• [Data rows]
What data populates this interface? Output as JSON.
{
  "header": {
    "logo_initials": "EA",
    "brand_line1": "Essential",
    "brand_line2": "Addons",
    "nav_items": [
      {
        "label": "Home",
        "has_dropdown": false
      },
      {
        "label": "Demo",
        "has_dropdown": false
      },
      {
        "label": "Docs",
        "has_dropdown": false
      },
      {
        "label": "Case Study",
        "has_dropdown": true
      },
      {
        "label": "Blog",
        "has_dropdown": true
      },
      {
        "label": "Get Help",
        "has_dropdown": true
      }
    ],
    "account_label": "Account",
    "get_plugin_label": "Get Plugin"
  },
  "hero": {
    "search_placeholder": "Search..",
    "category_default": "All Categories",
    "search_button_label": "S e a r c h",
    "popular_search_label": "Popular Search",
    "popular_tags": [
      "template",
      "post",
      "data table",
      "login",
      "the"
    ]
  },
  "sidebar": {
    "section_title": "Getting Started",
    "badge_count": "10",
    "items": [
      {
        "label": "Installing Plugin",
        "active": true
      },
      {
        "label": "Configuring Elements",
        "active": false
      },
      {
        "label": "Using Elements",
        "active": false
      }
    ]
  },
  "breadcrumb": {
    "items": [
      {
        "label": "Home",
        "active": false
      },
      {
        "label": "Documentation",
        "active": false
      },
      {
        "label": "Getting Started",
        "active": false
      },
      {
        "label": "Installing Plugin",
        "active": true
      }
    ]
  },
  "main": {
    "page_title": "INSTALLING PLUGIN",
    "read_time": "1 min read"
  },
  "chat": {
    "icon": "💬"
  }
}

• [Exercise instructions]
Please repeat all the records above exactly as they appear.

• [Answer to the exercise]
What data populates this interface? Output as JSON.
{
  "header": {
    "logo_initials": "EA",
    "brand_line1": "Essential",
    "brand_line2": "Addons",
    "nav_items": [
      {
        "label": "Home",
        "has_dropdown": false
      },
      {
        "label": "Demo",
        "has_dropdown": false
      },
      {
        "label": "Docs",
        "has_dropdown": false
      },
      {
        "label": "Case Study",
        "has_dropdown": true
      },
      {
        "label": "Blog",
        "has_dropdown": true
      },
      {
        "label": "Get Help",
        "has_dropdown": true
      }
    ],
    "account_label": "Account",
    "get_plugin_label": "Get Plugin"
  },
  "hero": {
    "search_placeholder": "Search..",
    "category_default": "All Categories",
    "search_button_label": "S e a r c h",
    "popular_search_label": "Popular Search",
    "popular_tags": [
      "template",
      "post",
      "data table",
      "login",
      "the"
    ]
  },
  "sidebar": {
    "section_title": "Getting Started",
    "badge_count": "10",
    "items": [
      {
        "label": "Installing Plugin",
        "active": true
      },
      {
        "label": "Configuring Elements",
        "active": false
      },
      {
        "label": "Using Elements",
        "active": false
      }
    ]
  },
  "breadcrumb": {
    "items": [
      {
        "label": "Home",
        "active": false
      },
      {
        "label": "Documentation",
        "active": false
      },
      {
        "label": "Getting Started",
        "active": false
      },
      {
        "label": "Installing Plugin",
        "active": true
      }
    ]
  },
  "main": {
    "page_title": "INSTALLING PLUGIN",
    "read_time": "1 min read"
  },
  "chat": {
    "icon": "💬"
  }
}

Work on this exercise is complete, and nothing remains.